(Some records)
|---|

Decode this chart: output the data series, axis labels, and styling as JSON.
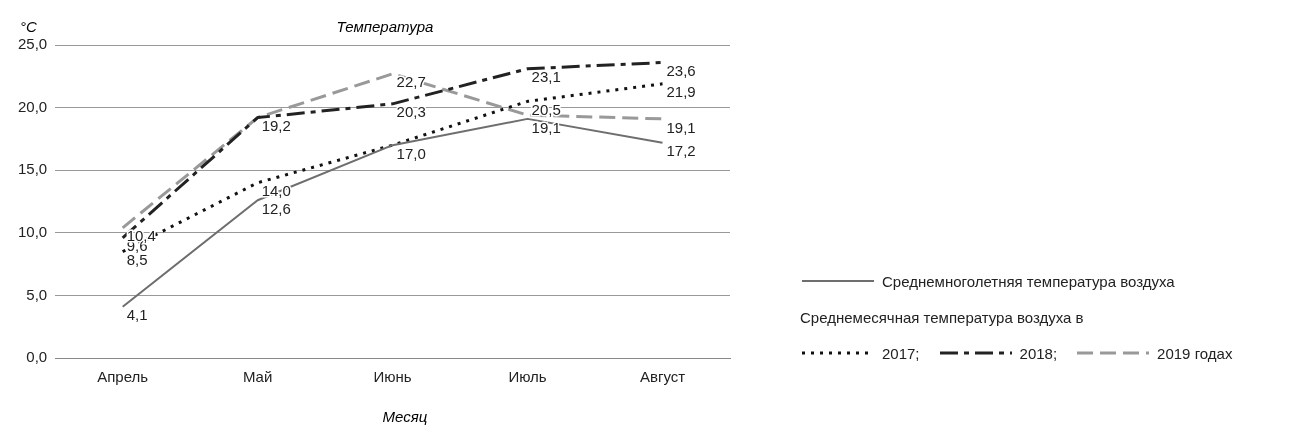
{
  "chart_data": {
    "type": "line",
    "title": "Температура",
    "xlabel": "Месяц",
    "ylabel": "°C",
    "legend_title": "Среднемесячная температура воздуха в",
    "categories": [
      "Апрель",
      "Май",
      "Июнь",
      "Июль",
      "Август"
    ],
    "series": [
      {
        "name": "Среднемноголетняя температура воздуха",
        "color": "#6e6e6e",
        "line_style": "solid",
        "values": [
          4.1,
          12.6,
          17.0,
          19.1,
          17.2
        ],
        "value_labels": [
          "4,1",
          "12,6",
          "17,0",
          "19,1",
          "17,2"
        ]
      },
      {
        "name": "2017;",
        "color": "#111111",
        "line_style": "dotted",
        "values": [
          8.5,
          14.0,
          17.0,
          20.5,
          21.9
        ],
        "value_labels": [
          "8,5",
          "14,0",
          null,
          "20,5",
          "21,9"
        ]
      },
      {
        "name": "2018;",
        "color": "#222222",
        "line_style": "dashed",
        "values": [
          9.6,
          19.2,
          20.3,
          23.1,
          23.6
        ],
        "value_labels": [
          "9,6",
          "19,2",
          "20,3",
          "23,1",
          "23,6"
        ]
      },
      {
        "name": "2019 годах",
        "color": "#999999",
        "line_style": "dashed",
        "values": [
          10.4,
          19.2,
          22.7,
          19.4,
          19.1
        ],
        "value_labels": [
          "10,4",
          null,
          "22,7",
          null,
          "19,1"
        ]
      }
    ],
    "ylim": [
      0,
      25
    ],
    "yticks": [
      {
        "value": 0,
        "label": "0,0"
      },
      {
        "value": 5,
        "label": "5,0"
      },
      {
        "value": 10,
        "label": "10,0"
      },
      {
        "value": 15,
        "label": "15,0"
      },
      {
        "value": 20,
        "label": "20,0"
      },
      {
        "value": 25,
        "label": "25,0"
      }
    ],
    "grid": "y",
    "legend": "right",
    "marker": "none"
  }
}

|---|

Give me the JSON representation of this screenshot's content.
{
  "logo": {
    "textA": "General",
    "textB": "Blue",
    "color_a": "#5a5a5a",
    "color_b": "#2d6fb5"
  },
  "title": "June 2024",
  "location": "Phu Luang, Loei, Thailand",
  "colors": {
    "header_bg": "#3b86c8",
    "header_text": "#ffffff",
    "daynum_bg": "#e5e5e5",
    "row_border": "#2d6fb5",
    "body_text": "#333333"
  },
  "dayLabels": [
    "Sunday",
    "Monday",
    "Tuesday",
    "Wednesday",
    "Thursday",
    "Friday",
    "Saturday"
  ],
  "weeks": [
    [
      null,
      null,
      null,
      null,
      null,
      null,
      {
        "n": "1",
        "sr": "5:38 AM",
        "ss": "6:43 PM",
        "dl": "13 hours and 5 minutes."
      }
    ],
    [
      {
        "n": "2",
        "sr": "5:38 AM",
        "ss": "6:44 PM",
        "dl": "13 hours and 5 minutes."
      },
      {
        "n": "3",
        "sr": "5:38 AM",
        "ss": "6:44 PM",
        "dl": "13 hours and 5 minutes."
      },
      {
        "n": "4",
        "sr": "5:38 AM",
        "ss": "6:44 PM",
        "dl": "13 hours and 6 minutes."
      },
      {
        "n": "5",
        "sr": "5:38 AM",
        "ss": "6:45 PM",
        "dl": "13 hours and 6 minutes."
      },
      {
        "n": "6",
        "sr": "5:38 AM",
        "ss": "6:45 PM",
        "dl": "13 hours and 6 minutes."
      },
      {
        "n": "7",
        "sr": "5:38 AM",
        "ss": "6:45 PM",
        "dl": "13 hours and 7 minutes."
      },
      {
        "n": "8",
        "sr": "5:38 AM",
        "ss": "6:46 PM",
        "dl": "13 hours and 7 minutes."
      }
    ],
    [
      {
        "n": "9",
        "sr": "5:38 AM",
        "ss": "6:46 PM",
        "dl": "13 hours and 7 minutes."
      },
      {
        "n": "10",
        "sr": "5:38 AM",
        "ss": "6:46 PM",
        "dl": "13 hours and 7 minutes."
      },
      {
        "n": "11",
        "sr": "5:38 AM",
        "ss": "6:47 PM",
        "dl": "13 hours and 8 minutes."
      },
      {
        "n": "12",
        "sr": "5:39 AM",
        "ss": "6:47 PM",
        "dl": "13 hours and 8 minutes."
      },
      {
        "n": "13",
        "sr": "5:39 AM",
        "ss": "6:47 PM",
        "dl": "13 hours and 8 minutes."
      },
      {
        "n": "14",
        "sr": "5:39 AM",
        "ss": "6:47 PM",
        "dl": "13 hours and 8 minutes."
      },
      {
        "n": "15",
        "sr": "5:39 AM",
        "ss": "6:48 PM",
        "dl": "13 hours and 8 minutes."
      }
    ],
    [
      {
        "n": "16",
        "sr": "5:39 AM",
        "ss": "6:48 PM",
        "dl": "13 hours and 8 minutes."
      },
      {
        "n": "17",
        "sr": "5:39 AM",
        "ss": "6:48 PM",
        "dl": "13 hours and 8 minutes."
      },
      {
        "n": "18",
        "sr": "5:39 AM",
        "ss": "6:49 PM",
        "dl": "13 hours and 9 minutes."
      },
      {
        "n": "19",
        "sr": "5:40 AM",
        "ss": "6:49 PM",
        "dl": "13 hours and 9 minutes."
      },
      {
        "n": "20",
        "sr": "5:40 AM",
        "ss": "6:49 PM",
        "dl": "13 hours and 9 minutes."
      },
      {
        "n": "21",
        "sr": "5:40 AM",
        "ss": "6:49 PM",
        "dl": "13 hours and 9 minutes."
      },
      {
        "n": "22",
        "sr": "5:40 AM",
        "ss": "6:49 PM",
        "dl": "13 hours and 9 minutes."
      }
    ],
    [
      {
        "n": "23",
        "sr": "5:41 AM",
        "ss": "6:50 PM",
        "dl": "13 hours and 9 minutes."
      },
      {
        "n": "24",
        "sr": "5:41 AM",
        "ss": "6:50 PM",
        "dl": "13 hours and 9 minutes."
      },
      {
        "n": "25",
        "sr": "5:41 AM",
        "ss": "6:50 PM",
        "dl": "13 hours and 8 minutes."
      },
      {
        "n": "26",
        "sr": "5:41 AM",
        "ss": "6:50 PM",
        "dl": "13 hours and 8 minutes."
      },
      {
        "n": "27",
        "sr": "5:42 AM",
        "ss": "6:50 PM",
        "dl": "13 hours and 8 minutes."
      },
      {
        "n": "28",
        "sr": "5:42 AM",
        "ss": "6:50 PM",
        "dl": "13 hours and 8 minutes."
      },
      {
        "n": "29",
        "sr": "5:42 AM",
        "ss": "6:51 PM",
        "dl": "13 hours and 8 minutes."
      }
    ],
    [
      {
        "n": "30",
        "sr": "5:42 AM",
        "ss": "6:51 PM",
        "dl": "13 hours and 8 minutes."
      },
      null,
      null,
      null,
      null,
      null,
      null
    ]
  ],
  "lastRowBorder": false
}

|---|

* Challenge *
Find each line holding the string "this" and copy it out.

* Exercise output *
Decode this chart: output the data series, axis labels, and styling as JSON.
Give me the JSON representation of this screenshot's content.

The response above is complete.